● TASK REQUIREMENTS
Images excluded, repeat each entry below exactly.

--- Start DATASET ROWS ---

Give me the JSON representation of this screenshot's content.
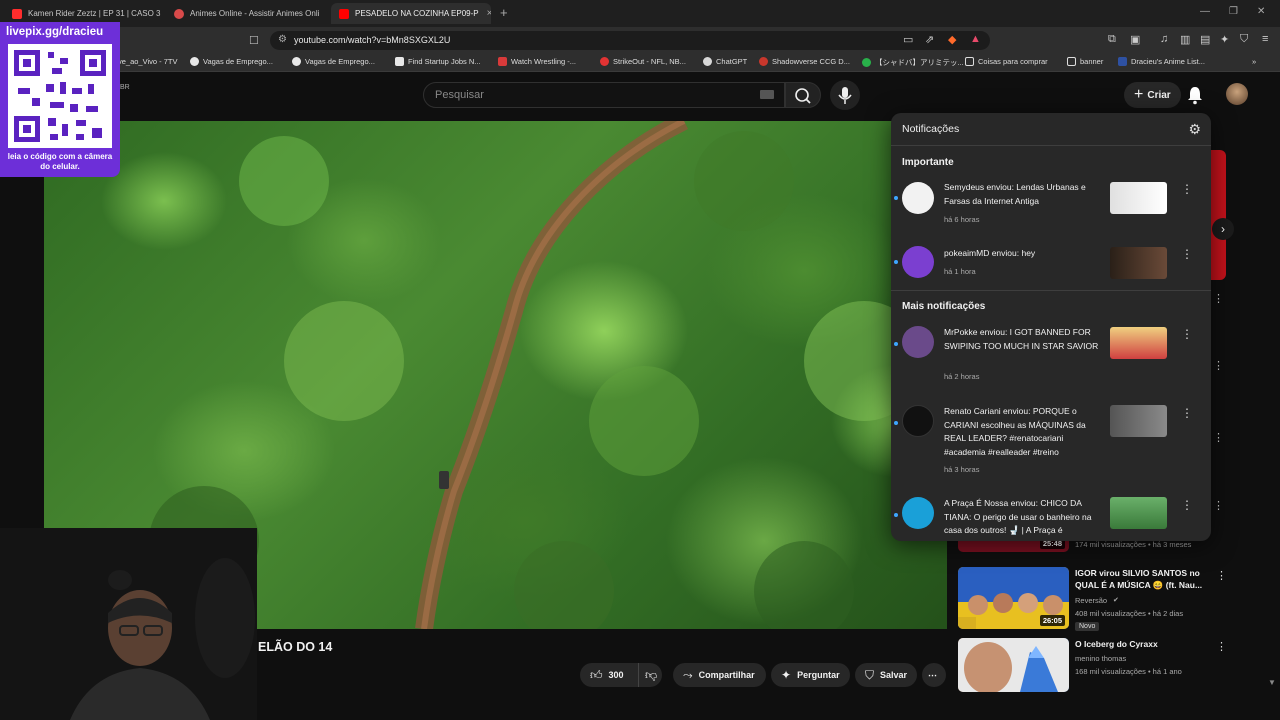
{
  "browser": {
    "tabs": [
      {
        "title": "Kamen Rider Zeztz | EP 31 | CASO 3",
        "fav_color": "#ff2d2d"
      },
      {
        "title": "Animes Online - Assistir Animes Onli",
        "fav_color": "#d84a4a"
      },
      {
        "title": "PESADELO NA COZINHA EP09-P",
        "fav_color": "#ff0000",
        "close": "×"
      }
    ],
    "new_tab": "+",
    "window_controls": [
      "—",
      "❐",
      "✕"
    ],
    "url": "youtube.com/watch?v=bMn8SXGXL2U",
    "bookmarks": [
      {
        "label": "ve_ao_Vivo - 7TV",
        "color": "#555"
      },
      {
        "label": "Vagas de Emprego...",
        "color": "#e8e8e8"
      },
      {
        "label": "Vagas de Emprego...",
        "color": "#e8e8e8"
      },
      {
        "label": "Find Startup Jobs N...",
        "color": "#e8e8e8"
      },
      {
        "label": "Watch Wrestling -...",
        "color": "#d83a3a"
      },
      {
        "label": "StrikeOut - NFL, NB...",
        "color": "#e23333"
      },
      {
        "label": "ChatGPT",
        "color": "#d8d8d8"
      },
      {
        "label": "Shadowverse CCG D...",
        "color": "#c8372c"
      },
      {
        "label": "【シャドバ】アリミテッ...",
        "color": "#29b14a"
      },
      {
        "label": "Coisas para comprar",
        "color": "#ffcc44"
      },
      {
        "label": "banner",
        "color": "#ffcc44"
      },
      {
        "label": "Dracieu's Anime List...",
        "color": "#2e51a2"
      }
    ],
    "bookmarks_more": "»"
  },
  "overlay": {
    "qr_title": "livepix.gg/dracieu",
    "qr_caption": "leia o código com a câmera do celular.",
    "country": "BR"
  },
  "header": {
    "search_placeholder": "Pesquisar",
    "create_label": "Criar",
    "create_icon": "+"
  },
  "video": {
    "title_partial": "ELÃO DO 14",
    "actions": {
      "likes": "300",
      "share": "Compartilhar",
      "ask": "Perguntar",
      "save": "Salvar",
      "more": "⋯"
    }
  },
  "notifications": {
    "title": "Notificações",
    "important_label": "Importante",
    "more_label": "Mais notificações",
    "items": [
      {
        "text": "Semydeus enviou: Lendas Urbanas e Farsas da Internet Antiga",
        "time": "há 6 horas",
        "avatar_color": "#f2f2f2",
        "thumb_color": "#d8d8d8"
      },
      {
        "text": "pokeaimMD enviou: hey",
        "time": "há 1 hora",
        "avatar_color": "#7b3fd0",
        "thumb_color": "#3a2a20"
      },
      {
        "text": "MrPokke enviou: I GOT BANNED FOR SWIPING TOO MUCH IN STAR SAVIOR",
        "time": "há 2 horas",
        "avatar_color": "#6a4a8a",
        "thumb_color": "#e8c070"
      },
      {
        "text": "Renato Cariani enviou: PORQUE o CARIANI escolheu as MÁQUINAS da REAL LEADER? #renatocariani #academia #realleader #treino",
        "time": "há 3 horas",
        "avatar_color": "#111111",
        "thumb_color": "#6a6a6a"
      },
      {
        "text": "A Praça É Nossa enviou: CHICO DA TIANA: O perigo de usar o banheiro na casa dos outros! 🚽 | A Praça é",
        "time": "",
        "avatar_color": "#1aa0d8",
        "thumb_color": "#4a9a4a"
      }
    ]
  },
  "recommendations": [
    {
      "title": "",
      "meta": "174 mil visualizações • há 3 meses",
      "duration": "25:48",
      "color": "#7a1020"
    },
    {
      "title": "IGOR virou SILVIO SANTOS no QUAL É A MÚSICA 😄 (ft. Nau...",
      "channel": "Reversão",
      "meta": "408 mil visualizações • há 2 dias",
      "duration": "26:05",
      "badge": "Novo",
      "color": "#e8c020"
    },
    {
      "title": "O Iceberg do Cyraxx",
      "channel": "menino thomas",
      "meta": "168 mil visualizações • há 1 ano",
      "duration": "",
      "color": "#3a7ad8"
    }
  ]
}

--- End DATASET ROWS ---

● IN RESPONSE
Give me the JSON representation of this screenshot's content.
{
  "browser": {
    "tabs": [
      {
        "title": "Kamen Rider Zeztz | EP 31 | CASO 3",
        "fav_color": "#ff2d2d"
      },
      {
        "title": "Animes Online - Assistir Animes Onli",
        "fav_color": "#d84a4a"
      },
      {
        "title": "PESADELO NA COZINHA EP09-P",
        "fav_color": "#ff0000",
        "close": "×"
      }
    ],
    "new_tab": "+",
    "window_controls": [
      "—",
      "❐",
      "✕"
    ],
    "url": "youtube.com/watch?v=bMn8SXGXL2U",
    "bookmarks": [
      {
        "label": "ve_ao_Vivo - 7TV",
        "color": "#555"
      },
      {
        "label": "Vagas de Emprego...",
        "color": "#e8e8e8"
      },
      {
        "label": "Vagas de Emprego...",
        "color": "#e8e8e8"
      },
      {
        "label": "Find Startup Jobs N...",
        "color": "#e8e8e8"
      },
      {
        "label": "Watch Wrestling -...",
        "color": "#d83a3a"
      },
      {
        "label": "StrikeOut - NFL, NB...",
        "color": "#e23333"
      },
      {
        "label": "ChatGPT",
        "color": "#d8d8d8"
      },
      {
        "label": "Shadowverse CCG D...",
        "color": "#c8372c"
      },
      {
        "label": "【シャドバ】アリミテッ...",
        "color": "#29b14a"
      },
      {
        "label": "Coisas para comprar",
        "color": "#ffcc44"
      },
      {
        "label": "banner",
        "color": "#ffcc44"
      },
      {
        "label": "Dracieu's Anime List...",
        "color": "#2e51a2"
      }
    ],
    "bookmarks_more": "»"
  },
  "overlay": {
    "qr_title": "livepix.gg/dracieu",
    "qr_caption": "leia o código com a câmera do celular.",
    "country": "BR"
  },
  "header": {
    "search_placeholder": "Pesquisar",
    "create_label": "Criar",
    "create_icon": "+"
  },
  "video": {
    "title_partial": "ELÃO DO 14",
    "actions": {
      "likes": "300",
      "share": "Compartilhar",
      "ask": "Perguntar",
      "save": "Salvar",
      "more": "⋯"
    }
  },
  "notifications": {
    "title": "Notificações",
    "important_label": "Importante",
    "more_label": "Mais notificações",
    "items": [
      {
        "text": "Semydeus enviou: Lendas Urbanas e Farsas da Internet Antiga",
        "time": "há 6 horas",
        "avatar_color": "#f2f2f2",
        "thumb_color": "#d8d8d8"
      },
      {
        "text": "pokeaimMD enviou: hey",
        "time": "há 1 hora",
        "avatar_color": "#7b3fd0",
        "thumb_color": "#3a2a20"
      },
      {
        "text": "MrPokke enviou: I GOT BANNED FOR SWIPING TOO MUCH IN STAR SAVIOR",
        "time": "há 2 horas",
        "avatar_color": "#6a4a8a",
        "thumb_color": "#e8c070"
      },
      {
        "text": "Renato Cariani enviou: PORQUE o CARIANI escolheu as MÁQUINAS da REAL LEADER? #renatocariani #academia #realleader #treino",
        "time": "há 3 horas",
        "avatar_color": "#111111",
        "thumb_color": "#6a6a6a"
      },
      {
        "text": "A Praça É Nossa enviou: CHICO DA TIANA: O perigo de usar o banheiro na casa dos outros! 🚽 | A Praça é",
        "time": "",
        "avatar_color": "#1aa0d8",
        "thumb_color": "#4a9a4a"
      }
    ]
  },
  "recommendations": [
    {
      "title": "",
      "meta": "174 mil visualizações • há 3 meses",
      "duration": "25:48",
      "color": "#7a1020"
    },
    {
      "title": "IGOR virou SILVIO SANTOS no QUAL É A MÚSICA 😄 (ft. Nau...",
      "channel": "Reversão",
      "meta": "408 mil visualizações • há 2 dias",
      "duration": "26:05",
      "badge": "Novo",
      "color": "#e8c020"
    },
    {
      "title": "O Iceberg do Cyraxx",
      "channel": "menino thomas",
      "meta": "168 mil visualizações • há 1 ano",
      "duration": "",
      "color": "#3a7ad8"
    }
  ]
}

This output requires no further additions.